Directions:
Locate every line that holds the string "type" and copy it.

Rows from a figure dataset:
_ _ _ _

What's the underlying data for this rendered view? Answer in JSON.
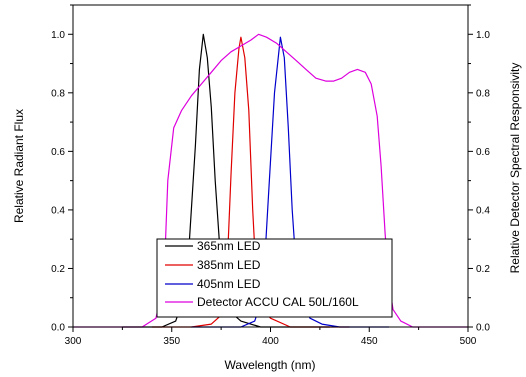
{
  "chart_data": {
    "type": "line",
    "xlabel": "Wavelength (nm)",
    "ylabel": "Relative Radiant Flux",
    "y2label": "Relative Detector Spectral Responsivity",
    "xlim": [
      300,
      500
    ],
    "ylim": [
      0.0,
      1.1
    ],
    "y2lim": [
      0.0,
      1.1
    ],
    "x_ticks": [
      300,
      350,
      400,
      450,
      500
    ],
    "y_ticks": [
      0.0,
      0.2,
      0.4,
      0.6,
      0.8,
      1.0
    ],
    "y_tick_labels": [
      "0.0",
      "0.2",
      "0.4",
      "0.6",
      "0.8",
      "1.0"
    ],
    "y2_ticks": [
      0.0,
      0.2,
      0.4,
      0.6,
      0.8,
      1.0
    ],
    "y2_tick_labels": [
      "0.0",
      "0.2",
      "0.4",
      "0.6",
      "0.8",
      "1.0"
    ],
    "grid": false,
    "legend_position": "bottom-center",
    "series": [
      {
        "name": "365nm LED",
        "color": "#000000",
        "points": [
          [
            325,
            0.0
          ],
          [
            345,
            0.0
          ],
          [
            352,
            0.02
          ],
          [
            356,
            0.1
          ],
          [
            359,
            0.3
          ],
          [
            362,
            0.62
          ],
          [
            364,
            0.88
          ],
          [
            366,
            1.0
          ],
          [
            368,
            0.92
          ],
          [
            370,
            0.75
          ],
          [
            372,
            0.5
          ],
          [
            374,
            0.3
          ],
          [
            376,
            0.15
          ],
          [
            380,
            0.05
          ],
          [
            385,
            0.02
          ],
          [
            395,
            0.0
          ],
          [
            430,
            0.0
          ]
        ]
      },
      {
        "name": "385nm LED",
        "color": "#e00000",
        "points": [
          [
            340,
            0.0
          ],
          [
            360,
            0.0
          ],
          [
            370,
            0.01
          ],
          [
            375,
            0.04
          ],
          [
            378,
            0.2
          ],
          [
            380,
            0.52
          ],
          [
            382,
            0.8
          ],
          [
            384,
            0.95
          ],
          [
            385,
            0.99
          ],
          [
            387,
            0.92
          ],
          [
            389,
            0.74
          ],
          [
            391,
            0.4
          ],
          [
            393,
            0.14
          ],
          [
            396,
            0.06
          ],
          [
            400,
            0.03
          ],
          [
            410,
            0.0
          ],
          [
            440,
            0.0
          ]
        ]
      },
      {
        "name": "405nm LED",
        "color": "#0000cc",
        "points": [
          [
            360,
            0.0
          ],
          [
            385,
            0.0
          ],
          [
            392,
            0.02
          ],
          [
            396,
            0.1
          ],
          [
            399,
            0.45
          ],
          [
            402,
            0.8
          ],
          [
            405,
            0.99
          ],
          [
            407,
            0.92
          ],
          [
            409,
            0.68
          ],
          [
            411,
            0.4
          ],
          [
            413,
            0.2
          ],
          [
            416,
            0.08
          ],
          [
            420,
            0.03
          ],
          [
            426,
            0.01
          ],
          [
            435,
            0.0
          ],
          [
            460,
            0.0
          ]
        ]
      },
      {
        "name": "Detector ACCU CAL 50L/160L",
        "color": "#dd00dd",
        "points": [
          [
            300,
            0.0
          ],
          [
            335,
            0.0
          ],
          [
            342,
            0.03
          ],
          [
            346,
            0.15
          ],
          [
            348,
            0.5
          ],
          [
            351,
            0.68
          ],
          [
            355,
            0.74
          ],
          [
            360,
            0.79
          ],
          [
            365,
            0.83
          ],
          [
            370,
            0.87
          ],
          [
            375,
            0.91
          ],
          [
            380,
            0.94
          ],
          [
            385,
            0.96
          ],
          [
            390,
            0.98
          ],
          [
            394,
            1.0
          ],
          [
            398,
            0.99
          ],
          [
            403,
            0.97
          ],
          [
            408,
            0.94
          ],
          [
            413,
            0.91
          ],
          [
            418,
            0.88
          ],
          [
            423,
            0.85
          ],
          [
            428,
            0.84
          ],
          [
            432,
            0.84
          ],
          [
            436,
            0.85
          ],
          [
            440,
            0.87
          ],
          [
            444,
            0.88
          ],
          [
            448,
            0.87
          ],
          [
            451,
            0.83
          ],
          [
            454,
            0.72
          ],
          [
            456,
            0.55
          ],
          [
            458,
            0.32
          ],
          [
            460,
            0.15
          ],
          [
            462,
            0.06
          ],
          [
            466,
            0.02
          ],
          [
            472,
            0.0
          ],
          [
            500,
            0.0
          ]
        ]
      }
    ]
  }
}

_ _ _ _

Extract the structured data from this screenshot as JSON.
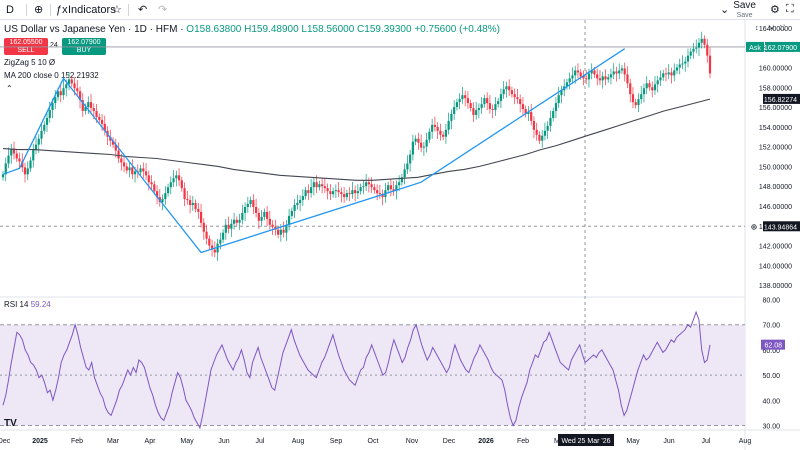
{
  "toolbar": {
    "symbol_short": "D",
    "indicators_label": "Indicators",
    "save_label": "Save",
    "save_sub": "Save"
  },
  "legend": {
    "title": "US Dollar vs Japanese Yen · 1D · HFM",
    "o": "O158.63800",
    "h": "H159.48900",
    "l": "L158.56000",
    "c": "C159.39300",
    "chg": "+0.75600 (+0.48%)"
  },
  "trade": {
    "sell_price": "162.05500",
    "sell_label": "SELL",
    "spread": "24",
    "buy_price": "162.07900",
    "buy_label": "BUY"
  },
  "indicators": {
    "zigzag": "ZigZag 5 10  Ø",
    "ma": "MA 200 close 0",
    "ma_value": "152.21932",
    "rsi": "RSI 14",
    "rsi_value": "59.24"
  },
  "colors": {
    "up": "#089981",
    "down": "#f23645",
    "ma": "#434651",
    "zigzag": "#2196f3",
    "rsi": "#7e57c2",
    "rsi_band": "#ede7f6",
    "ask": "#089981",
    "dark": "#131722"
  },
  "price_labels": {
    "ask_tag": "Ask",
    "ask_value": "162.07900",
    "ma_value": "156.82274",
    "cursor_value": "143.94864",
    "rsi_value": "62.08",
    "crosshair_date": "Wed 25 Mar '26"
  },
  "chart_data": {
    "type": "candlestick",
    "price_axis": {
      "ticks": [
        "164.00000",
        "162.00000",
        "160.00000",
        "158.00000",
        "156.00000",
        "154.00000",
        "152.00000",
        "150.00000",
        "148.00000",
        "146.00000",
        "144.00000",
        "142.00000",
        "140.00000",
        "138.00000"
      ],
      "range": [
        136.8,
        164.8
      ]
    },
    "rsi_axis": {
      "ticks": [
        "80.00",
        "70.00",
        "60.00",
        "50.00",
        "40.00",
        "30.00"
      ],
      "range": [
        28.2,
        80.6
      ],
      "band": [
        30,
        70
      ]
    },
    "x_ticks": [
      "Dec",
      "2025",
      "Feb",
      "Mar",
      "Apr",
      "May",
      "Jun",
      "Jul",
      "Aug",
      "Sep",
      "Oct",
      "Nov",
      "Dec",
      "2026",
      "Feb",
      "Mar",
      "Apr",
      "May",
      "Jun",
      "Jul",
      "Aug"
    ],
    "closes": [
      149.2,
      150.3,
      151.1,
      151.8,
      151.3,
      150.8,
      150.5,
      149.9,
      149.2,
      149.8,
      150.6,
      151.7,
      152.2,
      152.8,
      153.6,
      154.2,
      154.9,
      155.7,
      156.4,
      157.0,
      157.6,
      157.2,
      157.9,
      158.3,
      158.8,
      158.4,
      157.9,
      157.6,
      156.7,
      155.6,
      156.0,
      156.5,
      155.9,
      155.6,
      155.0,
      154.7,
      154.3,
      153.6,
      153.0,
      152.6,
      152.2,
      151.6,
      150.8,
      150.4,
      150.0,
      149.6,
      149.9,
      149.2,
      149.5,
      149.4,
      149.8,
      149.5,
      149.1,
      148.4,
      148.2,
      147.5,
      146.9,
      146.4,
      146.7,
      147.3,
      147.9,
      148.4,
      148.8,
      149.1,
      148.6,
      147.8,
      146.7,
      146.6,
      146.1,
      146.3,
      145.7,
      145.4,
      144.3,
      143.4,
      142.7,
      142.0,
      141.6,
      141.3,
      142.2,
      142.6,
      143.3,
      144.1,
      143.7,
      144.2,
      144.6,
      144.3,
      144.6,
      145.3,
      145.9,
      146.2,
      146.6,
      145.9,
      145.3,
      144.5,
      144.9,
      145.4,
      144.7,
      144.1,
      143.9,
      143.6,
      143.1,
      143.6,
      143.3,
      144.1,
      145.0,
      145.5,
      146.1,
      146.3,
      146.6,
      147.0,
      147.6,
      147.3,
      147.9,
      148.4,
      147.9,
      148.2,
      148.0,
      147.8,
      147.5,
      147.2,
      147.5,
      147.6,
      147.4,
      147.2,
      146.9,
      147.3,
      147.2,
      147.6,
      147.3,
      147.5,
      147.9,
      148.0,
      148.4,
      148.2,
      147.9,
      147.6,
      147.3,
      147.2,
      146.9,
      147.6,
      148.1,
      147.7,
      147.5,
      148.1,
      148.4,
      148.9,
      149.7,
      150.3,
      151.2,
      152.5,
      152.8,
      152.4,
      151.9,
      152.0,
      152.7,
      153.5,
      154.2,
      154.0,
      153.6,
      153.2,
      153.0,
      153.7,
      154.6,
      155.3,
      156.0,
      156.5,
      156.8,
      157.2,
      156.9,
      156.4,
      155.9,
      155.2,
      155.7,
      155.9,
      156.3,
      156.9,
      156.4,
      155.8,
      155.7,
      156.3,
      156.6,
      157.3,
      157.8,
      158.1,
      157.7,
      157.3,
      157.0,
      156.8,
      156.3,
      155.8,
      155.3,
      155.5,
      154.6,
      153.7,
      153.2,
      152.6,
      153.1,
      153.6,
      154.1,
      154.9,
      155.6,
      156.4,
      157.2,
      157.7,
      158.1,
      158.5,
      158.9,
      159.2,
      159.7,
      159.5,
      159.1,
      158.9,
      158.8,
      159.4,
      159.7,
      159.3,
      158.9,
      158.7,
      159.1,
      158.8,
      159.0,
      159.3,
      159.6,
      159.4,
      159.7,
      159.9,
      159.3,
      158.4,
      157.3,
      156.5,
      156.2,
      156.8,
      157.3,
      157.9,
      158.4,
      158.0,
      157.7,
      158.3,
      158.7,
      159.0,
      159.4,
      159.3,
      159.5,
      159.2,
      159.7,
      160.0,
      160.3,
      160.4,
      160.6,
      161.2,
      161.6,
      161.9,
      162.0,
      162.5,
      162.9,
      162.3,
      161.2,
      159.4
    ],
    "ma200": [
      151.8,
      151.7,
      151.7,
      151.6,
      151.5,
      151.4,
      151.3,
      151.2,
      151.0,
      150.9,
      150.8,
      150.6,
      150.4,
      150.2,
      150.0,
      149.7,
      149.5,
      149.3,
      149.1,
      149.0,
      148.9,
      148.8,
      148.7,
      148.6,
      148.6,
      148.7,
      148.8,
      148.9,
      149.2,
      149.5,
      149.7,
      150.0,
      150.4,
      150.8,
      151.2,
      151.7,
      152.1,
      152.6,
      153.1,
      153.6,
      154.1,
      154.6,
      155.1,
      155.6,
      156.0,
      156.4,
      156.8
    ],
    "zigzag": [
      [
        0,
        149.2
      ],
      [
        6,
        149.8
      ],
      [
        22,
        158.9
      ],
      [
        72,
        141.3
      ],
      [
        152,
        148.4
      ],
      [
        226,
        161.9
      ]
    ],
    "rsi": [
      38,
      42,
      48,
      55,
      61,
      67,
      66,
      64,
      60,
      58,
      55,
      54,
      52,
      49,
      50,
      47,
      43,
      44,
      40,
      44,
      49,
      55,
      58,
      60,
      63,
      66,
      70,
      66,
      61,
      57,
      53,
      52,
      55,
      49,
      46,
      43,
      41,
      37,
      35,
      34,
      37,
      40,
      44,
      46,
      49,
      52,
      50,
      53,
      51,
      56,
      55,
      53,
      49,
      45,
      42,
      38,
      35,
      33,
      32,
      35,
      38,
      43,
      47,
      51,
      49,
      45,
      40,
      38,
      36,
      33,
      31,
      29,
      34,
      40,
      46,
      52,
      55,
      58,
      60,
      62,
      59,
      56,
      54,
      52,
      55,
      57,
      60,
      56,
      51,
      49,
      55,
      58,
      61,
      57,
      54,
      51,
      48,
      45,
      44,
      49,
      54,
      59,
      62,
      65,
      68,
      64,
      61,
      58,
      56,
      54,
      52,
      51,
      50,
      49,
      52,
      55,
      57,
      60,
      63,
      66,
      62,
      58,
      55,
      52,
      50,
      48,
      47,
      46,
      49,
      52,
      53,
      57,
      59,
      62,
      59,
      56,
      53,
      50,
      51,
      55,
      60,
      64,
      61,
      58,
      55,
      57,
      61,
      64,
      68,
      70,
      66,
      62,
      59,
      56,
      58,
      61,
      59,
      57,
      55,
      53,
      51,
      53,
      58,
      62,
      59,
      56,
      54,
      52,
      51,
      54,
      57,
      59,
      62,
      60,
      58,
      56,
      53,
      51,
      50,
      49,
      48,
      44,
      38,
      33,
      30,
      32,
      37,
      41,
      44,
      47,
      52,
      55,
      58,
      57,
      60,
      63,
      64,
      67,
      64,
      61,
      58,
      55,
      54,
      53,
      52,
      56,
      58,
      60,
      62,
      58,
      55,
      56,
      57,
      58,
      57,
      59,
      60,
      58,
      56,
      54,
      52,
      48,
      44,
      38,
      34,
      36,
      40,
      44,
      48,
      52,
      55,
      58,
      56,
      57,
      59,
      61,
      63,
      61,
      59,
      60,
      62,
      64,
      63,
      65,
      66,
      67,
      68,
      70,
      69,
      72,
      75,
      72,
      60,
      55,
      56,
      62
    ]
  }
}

_ _ _ _

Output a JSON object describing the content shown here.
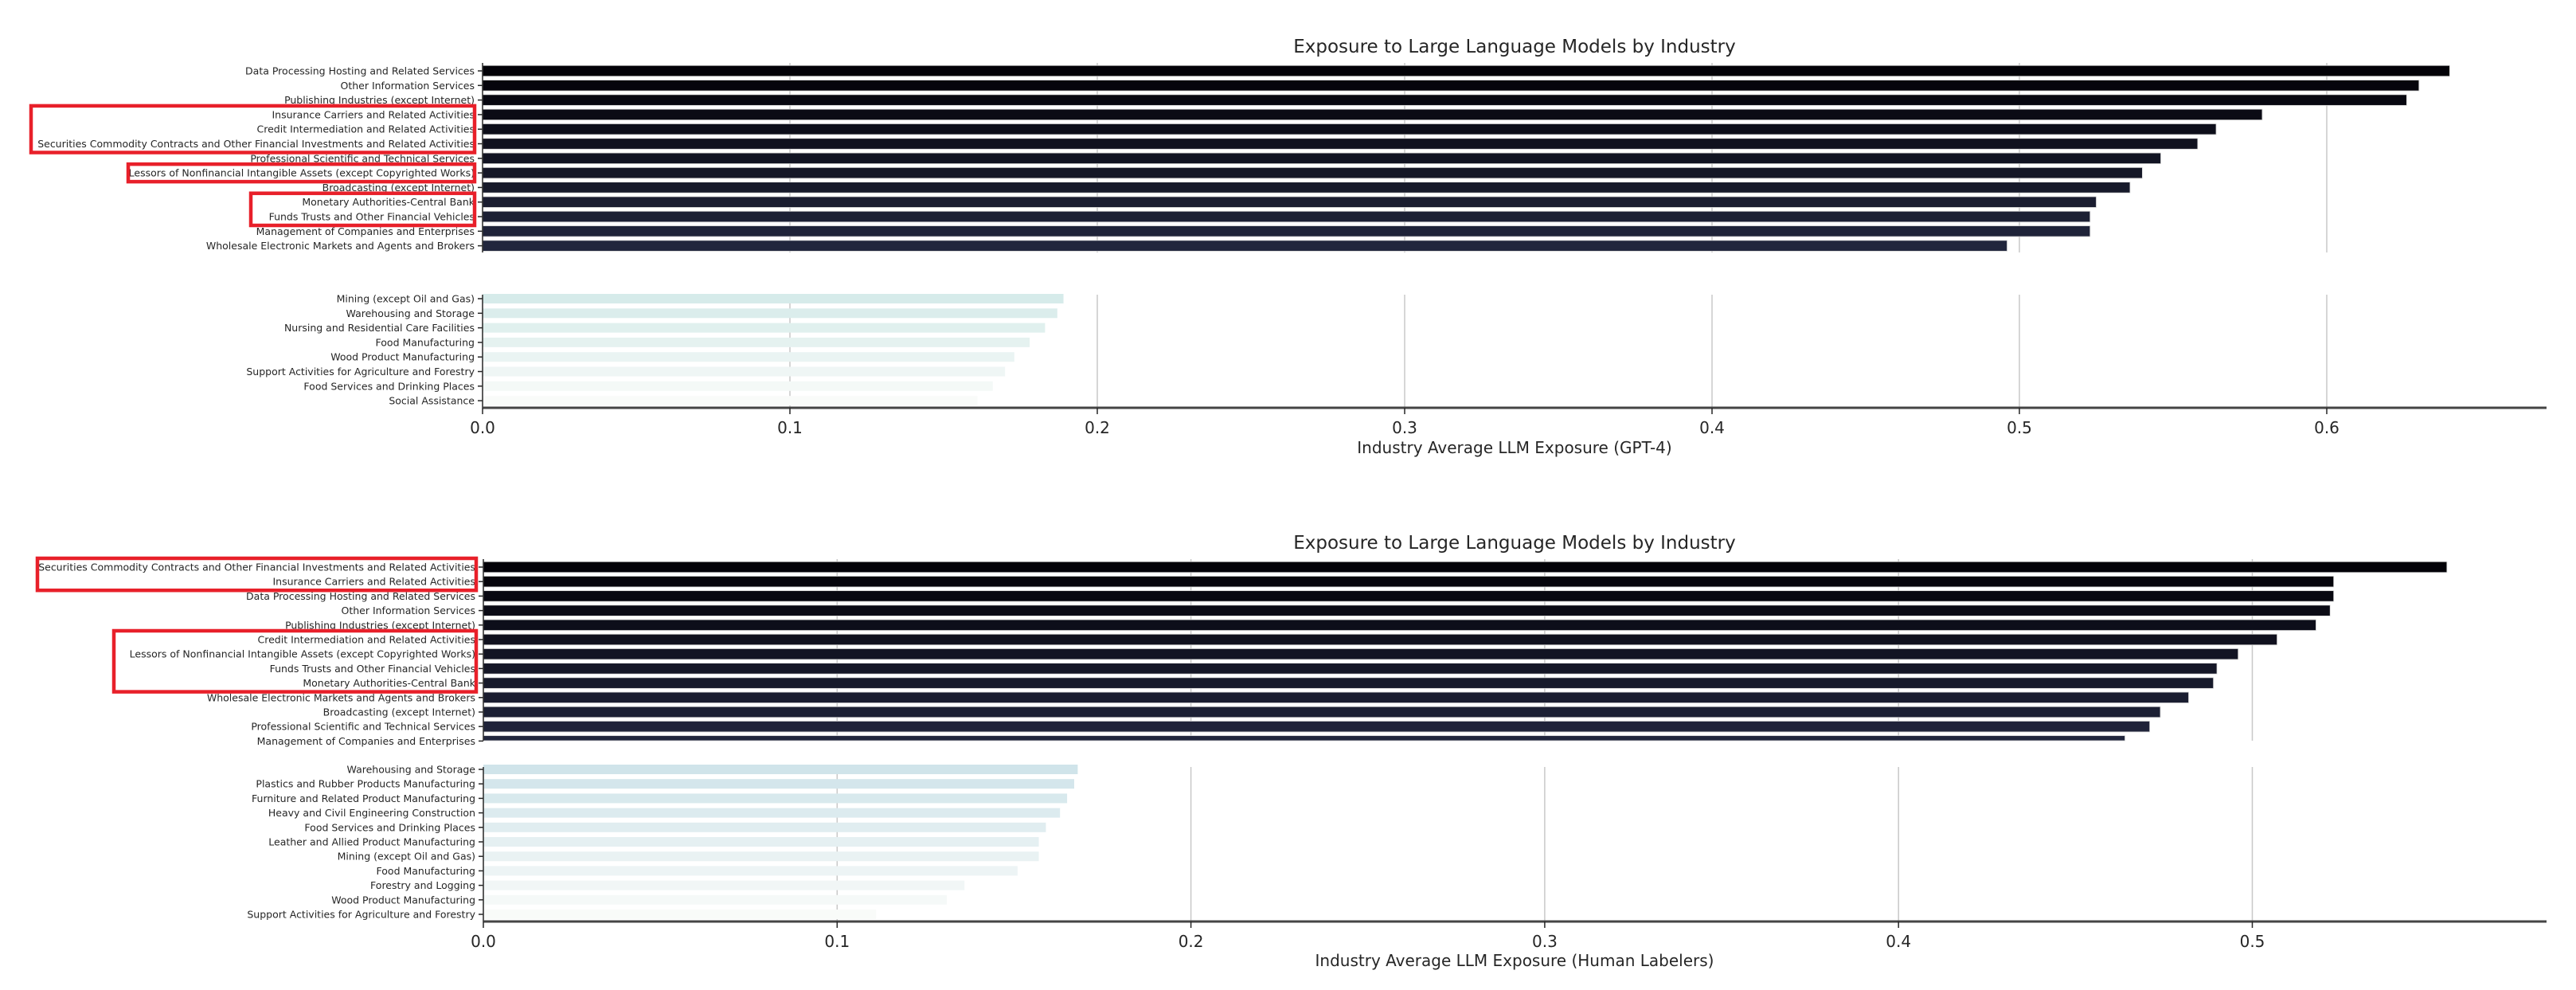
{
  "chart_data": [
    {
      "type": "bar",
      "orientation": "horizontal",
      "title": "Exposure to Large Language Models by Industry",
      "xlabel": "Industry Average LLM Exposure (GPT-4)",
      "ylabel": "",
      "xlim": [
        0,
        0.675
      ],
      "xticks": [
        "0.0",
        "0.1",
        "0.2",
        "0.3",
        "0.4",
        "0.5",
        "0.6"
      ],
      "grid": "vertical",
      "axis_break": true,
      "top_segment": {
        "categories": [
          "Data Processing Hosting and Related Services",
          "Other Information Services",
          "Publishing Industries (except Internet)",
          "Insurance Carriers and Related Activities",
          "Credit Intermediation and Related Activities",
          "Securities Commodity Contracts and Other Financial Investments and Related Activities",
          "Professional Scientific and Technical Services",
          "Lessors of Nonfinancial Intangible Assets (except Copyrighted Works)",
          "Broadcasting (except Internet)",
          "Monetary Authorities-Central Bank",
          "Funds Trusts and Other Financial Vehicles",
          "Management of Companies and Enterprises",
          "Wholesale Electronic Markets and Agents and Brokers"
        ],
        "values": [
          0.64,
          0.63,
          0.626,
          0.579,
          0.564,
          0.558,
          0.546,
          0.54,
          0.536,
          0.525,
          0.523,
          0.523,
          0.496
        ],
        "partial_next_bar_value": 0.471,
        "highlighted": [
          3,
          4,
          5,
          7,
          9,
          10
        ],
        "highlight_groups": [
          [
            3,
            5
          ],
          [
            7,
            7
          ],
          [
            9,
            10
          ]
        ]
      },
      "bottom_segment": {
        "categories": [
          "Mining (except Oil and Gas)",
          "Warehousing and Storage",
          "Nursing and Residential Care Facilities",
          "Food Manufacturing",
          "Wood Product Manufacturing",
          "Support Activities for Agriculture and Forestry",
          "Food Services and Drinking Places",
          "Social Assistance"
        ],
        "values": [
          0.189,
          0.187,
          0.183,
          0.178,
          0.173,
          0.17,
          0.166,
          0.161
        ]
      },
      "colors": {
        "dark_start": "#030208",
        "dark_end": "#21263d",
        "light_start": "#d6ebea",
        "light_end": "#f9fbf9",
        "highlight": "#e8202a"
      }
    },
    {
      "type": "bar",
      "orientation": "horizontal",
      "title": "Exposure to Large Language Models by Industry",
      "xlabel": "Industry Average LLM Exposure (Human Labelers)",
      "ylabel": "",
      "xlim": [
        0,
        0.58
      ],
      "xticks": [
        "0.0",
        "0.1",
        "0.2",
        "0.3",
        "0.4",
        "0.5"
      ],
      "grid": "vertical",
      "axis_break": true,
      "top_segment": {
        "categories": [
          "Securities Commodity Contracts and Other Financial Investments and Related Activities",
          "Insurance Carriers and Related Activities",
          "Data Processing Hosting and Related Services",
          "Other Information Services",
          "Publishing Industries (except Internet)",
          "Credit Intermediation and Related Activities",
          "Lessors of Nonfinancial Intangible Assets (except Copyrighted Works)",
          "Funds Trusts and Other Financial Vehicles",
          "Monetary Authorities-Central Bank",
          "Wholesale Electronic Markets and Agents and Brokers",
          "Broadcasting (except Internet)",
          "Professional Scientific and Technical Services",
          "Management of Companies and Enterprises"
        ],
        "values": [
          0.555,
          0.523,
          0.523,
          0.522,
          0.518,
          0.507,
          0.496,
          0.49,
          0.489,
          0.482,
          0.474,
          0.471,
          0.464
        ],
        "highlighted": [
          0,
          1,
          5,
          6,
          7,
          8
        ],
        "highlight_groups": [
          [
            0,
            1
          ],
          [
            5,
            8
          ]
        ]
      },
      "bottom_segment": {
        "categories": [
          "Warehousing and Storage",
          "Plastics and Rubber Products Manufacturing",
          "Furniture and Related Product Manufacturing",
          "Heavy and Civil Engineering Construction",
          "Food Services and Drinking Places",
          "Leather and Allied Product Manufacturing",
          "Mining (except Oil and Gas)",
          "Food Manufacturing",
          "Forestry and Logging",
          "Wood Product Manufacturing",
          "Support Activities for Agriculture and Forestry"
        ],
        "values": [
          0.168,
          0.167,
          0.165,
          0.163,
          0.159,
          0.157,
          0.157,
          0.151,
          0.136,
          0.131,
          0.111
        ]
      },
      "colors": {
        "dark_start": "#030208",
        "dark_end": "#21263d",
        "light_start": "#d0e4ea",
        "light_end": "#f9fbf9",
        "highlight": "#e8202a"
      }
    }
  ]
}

_ _ _ _

Problem solution:
    "type": "line",
    "type": "candlestick",
      "type": "bar",
      "type": "bar",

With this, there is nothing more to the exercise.